# [Exercise objective]
Where does the string "across" appear in the records? Copy every line that contains it.

# [Dataset rows]
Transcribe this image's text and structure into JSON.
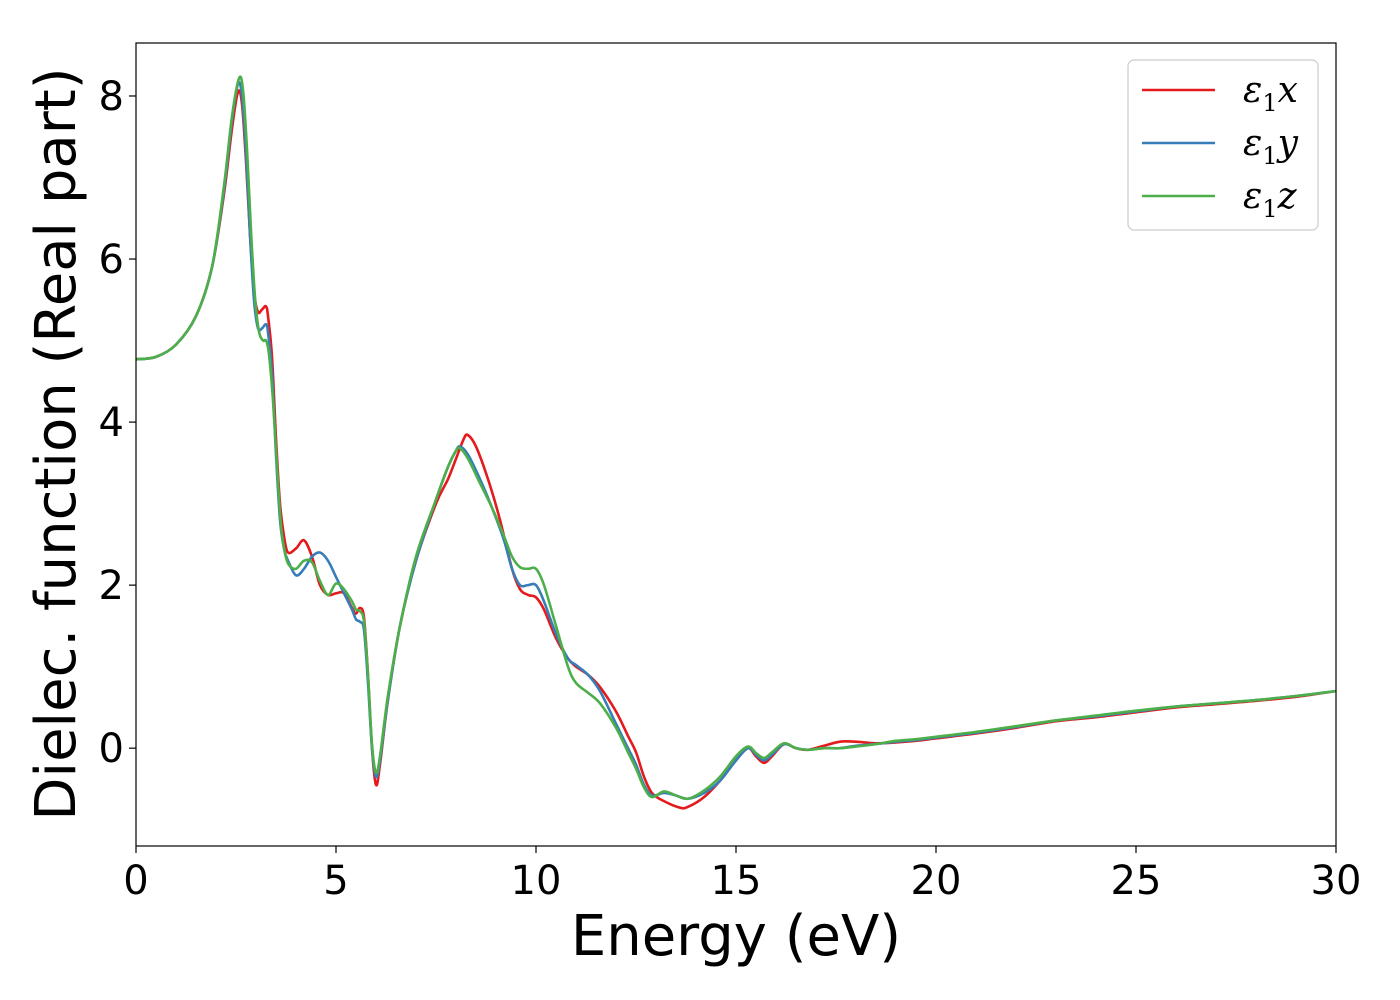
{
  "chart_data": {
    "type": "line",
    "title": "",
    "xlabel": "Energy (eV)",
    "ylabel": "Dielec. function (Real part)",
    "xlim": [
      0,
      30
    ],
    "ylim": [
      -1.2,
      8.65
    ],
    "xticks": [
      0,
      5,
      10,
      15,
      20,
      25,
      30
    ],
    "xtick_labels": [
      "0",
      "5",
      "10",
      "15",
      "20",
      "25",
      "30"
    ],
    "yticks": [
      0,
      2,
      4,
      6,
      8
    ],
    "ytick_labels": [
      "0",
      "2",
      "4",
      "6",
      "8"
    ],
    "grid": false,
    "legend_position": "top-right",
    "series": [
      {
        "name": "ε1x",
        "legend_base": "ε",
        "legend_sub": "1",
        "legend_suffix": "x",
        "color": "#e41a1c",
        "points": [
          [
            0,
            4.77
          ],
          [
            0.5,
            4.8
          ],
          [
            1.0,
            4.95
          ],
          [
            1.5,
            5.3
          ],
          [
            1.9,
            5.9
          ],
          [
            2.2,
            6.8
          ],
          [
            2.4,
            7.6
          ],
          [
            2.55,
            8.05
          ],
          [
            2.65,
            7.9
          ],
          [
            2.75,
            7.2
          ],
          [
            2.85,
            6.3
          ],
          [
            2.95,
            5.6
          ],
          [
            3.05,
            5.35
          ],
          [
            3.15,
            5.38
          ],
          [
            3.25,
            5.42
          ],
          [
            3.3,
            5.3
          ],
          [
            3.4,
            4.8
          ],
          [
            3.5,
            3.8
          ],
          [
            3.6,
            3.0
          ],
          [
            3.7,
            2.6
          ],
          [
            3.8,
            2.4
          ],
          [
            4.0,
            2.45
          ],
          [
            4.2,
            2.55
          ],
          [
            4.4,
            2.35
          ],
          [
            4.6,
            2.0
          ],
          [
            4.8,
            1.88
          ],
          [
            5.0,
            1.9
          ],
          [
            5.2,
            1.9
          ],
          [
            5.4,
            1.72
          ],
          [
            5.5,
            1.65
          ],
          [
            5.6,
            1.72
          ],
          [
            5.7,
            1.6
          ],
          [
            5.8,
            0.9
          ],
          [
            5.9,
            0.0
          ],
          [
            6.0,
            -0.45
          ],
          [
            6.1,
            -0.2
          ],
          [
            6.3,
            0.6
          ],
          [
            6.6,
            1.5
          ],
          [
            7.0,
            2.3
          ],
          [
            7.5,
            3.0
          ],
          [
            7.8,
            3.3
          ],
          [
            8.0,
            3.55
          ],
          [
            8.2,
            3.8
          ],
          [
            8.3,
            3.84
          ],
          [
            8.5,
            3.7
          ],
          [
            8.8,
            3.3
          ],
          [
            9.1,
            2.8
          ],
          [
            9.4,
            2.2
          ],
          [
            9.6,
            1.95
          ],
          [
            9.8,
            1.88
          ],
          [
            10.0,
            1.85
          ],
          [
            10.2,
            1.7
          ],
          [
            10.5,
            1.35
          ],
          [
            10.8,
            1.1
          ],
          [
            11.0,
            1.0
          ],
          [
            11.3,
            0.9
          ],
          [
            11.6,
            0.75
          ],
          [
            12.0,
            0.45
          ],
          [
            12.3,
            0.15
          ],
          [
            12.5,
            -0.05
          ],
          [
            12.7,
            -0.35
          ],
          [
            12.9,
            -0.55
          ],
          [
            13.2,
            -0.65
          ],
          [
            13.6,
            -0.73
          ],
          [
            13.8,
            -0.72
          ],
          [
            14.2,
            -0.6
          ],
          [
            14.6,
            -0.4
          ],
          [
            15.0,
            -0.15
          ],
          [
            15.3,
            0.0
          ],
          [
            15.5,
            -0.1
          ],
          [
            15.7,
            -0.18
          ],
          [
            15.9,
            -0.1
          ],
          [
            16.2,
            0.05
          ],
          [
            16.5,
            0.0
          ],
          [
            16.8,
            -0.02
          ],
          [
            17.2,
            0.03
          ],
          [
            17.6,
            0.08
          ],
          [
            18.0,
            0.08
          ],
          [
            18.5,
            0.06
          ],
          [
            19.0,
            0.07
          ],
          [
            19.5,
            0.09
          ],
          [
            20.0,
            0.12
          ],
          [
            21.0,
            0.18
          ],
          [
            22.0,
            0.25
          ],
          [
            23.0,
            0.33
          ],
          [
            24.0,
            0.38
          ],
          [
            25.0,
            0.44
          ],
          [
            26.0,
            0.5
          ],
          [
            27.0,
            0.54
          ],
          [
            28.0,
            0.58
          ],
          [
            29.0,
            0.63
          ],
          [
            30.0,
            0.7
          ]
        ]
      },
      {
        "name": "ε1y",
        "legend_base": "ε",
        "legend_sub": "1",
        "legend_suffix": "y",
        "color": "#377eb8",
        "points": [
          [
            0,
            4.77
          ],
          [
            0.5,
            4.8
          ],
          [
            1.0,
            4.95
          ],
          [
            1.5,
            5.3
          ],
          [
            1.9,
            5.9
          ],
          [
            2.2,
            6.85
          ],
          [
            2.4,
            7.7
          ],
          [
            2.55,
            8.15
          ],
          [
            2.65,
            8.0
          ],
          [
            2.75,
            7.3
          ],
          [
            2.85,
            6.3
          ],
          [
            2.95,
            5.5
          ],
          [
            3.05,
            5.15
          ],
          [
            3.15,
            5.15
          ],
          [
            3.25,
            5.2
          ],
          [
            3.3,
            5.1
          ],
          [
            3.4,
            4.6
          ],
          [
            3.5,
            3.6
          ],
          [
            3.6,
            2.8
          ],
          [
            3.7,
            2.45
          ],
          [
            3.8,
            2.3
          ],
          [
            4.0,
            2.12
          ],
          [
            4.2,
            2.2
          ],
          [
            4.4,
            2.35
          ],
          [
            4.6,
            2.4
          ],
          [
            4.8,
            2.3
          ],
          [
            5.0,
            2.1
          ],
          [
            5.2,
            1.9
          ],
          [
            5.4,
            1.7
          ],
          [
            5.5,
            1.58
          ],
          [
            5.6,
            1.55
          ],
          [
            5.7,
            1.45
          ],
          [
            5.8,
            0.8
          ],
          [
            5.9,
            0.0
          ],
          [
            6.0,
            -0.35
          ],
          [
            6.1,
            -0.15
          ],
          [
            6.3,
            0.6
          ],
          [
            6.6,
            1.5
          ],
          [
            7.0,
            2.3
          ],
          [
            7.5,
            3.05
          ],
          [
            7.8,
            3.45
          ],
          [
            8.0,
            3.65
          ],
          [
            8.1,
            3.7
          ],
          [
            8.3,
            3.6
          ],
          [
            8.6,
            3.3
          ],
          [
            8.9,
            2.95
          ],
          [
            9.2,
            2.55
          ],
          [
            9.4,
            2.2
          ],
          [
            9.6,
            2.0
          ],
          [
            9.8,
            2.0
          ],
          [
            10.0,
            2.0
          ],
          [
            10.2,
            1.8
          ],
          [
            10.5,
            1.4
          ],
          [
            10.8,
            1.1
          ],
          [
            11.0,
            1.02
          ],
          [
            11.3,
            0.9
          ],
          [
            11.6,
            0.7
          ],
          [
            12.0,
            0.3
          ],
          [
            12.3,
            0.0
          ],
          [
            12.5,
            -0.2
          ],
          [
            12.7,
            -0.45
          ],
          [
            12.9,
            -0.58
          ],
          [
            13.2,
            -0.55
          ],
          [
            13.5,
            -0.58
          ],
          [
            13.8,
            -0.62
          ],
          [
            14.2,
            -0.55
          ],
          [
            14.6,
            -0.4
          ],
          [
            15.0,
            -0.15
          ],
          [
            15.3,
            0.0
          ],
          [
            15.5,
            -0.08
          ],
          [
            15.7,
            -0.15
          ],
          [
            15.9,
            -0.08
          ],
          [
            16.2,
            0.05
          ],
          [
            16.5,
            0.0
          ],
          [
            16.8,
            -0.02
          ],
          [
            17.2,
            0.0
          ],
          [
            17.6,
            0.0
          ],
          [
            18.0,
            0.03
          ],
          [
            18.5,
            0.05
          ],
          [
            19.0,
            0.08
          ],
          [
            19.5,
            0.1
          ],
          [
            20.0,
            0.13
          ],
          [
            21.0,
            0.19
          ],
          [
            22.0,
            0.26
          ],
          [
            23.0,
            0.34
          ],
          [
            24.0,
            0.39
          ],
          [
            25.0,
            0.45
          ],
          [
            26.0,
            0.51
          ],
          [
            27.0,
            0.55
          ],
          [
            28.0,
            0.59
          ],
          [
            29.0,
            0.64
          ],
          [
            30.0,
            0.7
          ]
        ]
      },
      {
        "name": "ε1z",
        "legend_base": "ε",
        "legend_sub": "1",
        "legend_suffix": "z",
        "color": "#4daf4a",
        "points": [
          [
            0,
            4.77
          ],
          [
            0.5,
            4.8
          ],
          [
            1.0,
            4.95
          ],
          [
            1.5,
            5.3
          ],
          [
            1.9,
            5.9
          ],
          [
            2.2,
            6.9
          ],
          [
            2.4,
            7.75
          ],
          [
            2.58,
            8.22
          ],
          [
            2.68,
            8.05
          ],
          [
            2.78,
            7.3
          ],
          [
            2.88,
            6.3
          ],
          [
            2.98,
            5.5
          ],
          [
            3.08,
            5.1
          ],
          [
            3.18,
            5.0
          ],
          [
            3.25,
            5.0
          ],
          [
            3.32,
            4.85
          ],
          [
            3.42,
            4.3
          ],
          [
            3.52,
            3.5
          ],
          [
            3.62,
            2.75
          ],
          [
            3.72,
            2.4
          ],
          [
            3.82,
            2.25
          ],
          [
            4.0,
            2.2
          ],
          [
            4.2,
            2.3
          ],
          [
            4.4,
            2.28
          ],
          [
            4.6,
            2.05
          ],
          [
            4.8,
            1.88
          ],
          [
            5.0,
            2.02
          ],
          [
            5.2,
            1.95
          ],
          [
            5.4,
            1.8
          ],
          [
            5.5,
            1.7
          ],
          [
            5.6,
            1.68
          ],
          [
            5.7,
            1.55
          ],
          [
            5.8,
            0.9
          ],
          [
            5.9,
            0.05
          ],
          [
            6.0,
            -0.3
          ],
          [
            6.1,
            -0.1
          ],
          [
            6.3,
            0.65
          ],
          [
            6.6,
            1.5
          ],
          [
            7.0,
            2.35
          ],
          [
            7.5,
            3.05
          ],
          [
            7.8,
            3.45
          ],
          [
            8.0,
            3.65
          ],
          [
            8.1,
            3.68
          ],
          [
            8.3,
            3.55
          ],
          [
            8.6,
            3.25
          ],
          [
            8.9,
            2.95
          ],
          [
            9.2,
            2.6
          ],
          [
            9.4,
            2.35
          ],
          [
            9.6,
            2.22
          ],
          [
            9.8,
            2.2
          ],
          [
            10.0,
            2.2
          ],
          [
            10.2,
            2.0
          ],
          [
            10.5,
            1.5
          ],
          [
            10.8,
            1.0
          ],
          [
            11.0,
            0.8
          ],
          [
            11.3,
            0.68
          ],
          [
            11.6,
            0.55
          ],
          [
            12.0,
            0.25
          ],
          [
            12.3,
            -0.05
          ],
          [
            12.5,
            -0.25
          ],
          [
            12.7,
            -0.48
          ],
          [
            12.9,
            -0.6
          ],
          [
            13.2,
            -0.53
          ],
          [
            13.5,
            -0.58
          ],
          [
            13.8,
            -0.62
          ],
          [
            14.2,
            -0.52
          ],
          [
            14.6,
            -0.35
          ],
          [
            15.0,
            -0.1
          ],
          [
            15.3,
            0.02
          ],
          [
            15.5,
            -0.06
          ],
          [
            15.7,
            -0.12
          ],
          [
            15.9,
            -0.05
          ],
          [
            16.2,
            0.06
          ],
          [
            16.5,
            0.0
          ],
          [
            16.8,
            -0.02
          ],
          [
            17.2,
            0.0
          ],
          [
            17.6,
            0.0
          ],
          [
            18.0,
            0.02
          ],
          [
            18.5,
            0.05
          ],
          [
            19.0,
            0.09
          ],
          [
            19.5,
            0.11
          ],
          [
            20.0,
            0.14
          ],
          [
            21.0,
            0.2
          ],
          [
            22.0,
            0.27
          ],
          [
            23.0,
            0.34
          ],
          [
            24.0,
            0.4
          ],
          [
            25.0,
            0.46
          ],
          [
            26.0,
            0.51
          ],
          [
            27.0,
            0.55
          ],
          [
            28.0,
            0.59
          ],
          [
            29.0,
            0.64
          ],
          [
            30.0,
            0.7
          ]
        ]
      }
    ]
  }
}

--

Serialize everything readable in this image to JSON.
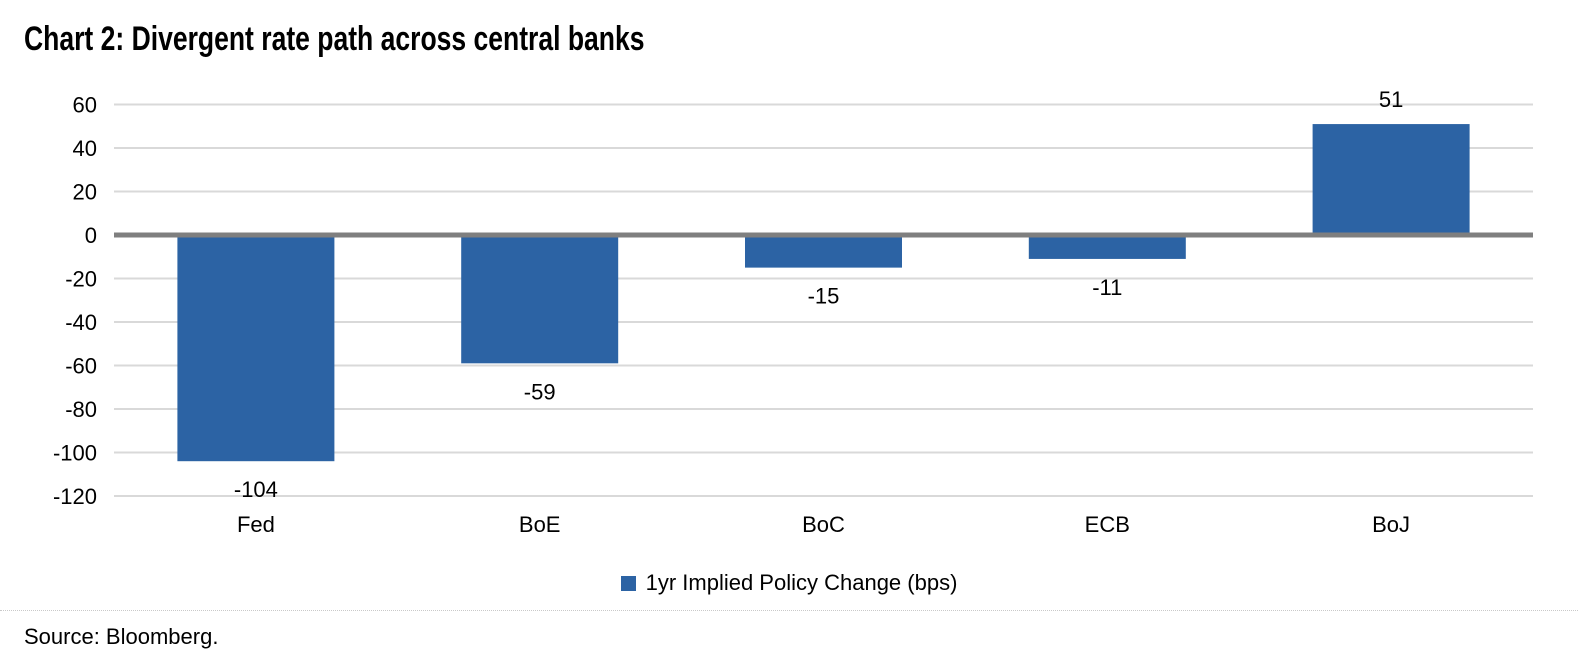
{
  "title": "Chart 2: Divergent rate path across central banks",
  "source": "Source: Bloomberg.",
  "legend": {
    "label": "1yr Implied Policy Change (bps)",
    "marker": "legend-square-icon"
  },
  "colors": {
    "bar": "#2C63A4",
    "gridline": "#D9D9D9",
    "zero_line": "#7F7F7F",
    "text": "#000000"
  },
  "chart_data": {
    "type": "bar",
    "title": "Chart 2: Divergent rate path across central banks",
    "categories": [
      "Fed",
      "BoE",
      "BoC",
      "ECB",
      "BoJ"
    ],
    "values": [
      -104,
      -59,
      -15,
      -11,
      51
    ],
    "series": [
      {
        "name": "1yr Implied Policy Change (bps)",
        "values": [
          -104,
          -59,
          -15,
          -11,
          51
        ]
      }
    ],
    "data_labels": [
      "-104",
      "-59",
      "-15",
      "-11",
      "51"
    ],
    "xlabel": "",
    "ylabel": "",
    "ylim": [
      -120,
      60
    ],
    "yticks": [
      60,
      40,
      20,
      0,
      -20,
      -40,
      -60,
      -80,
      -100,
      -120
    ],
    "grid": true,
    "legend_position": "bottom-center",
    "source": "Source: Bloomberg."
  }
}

# [Task output]
  "title": "Chart 2: Divergent rate path across central banks",
    "title": "Chart 2: Divergent rate path across central banks",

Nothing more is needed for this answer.